■ Entries shown
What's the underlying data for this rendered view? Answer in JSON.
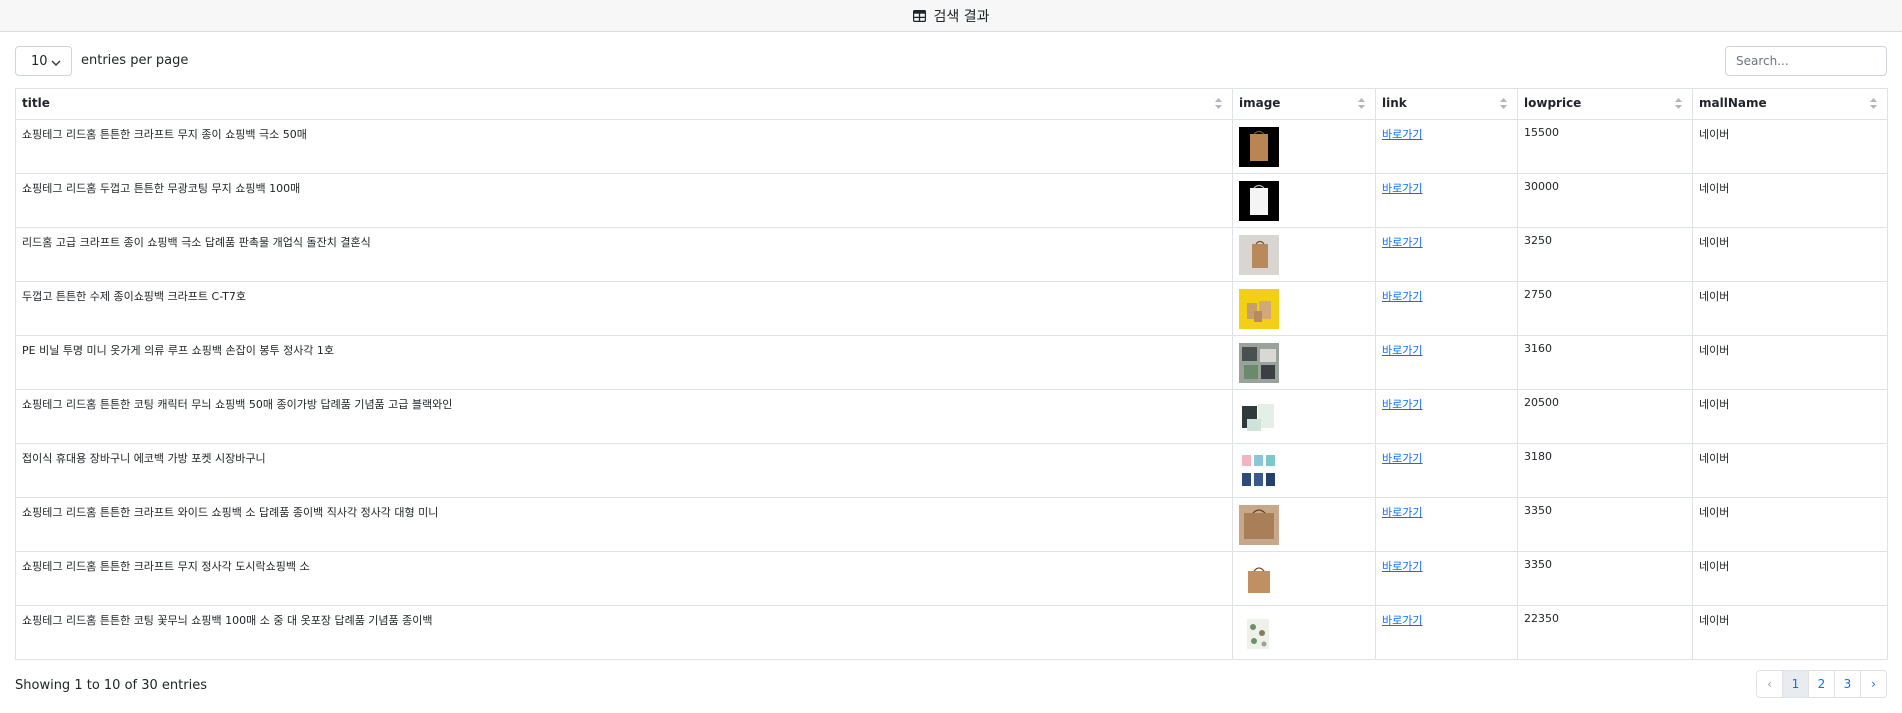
{
  "header": {
    "title": "검색 결과",
    "icon": "table-icon"
  },
  "length_menu": {
    "selected": "10",
    "label": "entries per page"
  },
  "search": {
    "placeholder": "Search..."
  },
  "table": {
    "columns": [
      "title",
      "image",
      "link",
      "lowprice",
      "mallName"
    ],
    "rows": [
      {
        "title": "쇼핑테그 리드홈 튼튼한 크라프트 무지 종이 쇼핑백 극소 50매",
        "image": "kraft-bag-image",
        "link": "바로가기",
        "lowprice": "15500",
        "mallName": "네이버"
      },
      {
        "title": "쇼핑테그 리드홈 두껍고 튼튼한 무광코팅 무지 쇼핑백 100매",
        "image": "white-bag-image",
        "link": "바로가기",
        "lowprice": "30000",
        "mallName": "네이버"
      },
      {
        "title": "리드홈 고급 크라프트 종이 쇼핑백 극소 답례품 판촉물 개업식 돌잔치 결혼식",
        "image": "kraft-bag-gray-image",
        "link": "바로가기",
        "lowprice": "3250",
        "mallName": "네이버"
      },
      {
        "title": "두껍고 튼튼한 수제 종이쇼핑백 크라프트 C-T7호",
        "image": "yellow-bags-image",
        "link": "바로가기",
        "lowprice": "2750",
        "mallName": "네이버"
      },
      {
        "title": "PE 비닐 투명 미니 옷가게 의류 루프 쇼핑백 손잡이 봉투 정사각 1호",
        "image": "vinyl-bags-image",
        "link": "바로가기",
        "lowprice": "3160",
        "mallName": "네이버"
      },
      {
        "title": "쇼핑테그 리드홈 튼튼한 코팅 캐릭터 무늬 쇼핑백 50매 종이가방 답례품 기념품 고급 블랙와인",
        "image": "pattern-bags-image",
        "link": "바로가기",
        "lowprice": "20500",
        "mallName": "네이버"
      },
      {
        "title": "접이식 휴대용 장바구니 에코백 가방 포켓 시장바구니",
        "image": "eco-bags-image",
        "link": "바로가기",
        "lowprice": "3180",
        "mallName": "네이버"
      },
      {
        "title": "쇼핑테그 리드홈 튼튼한 크라프트 와이드 쇼핑백 소 답례품 종이백 직사각 정사각 대형 미니",
        "image": "wide-kraft-bag-image",
        "link": "바로가기",
        "lowprice": "3350",
        "mallName": "네이버"
      },
      {
        "title": "쇼핑테그 리드홈 튼튼한 크라프트 무지 정사각 도시락쇼핑백 소",
        "image": "square-kraft-bag-image",
        "link": "바로가기",
        "lowprice": "3350",
        "mallName": "네이버"
      },
      {
        "title": "쇼핑테그 리드홈 튼튼한 코팅 꽃무늬 쇼핑백 100매 소 중 대 옷포장 답례품 기념품 종이백",
        "image": "floral-bag-image",
        "link": "바로가기",
        "lowprice": "22350",
        "mallName": "네이버"
      }
    ]
  },
  "footer": {
    "info": "Showing 1 to 10 of 30 entries",
    "pagination": {
      "prev": "‹",
      "pages": [
        "1",
        "2",
        "3"
      ],
      "next": "›",
      "active": "1"
    }
  }
}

■ What is required
Copy all lines of the material above where the string "쇼핑테그" occurs.

■ Finished task
        "title": "쇼핑테그 리드홈 튼튼한 크라프트 무지 종이 쇼핑백 극소 50매",
        "title": "쇼핑테그 리드홈 두껍고 튼튼한 무광코팅 무지 쇼핑백 100매",
        "title": "쇼핑테그 리드홈 튼튼한 코팅 캐릭터 무늬 쇼핑백 50매 종이가방 답례품 기념품 고급 블랙와인",
        "title": "쇼핑테그 리드홈 튼튼한 크라프트 와이드 쇼핑백 소 답례품 종이백 직사각 정사각 대형 미니",
        "title": "쇼핑테그 리드홈 튼튼한 크라프트 무지 정사각 도시락쇼핑백 소",
        "title": "쇼핑테그 리드홈 튼튼한 코팅 꽃무늬 쇼핑백 100매 소 중 대 옷포장 답례품 기념품 종이백",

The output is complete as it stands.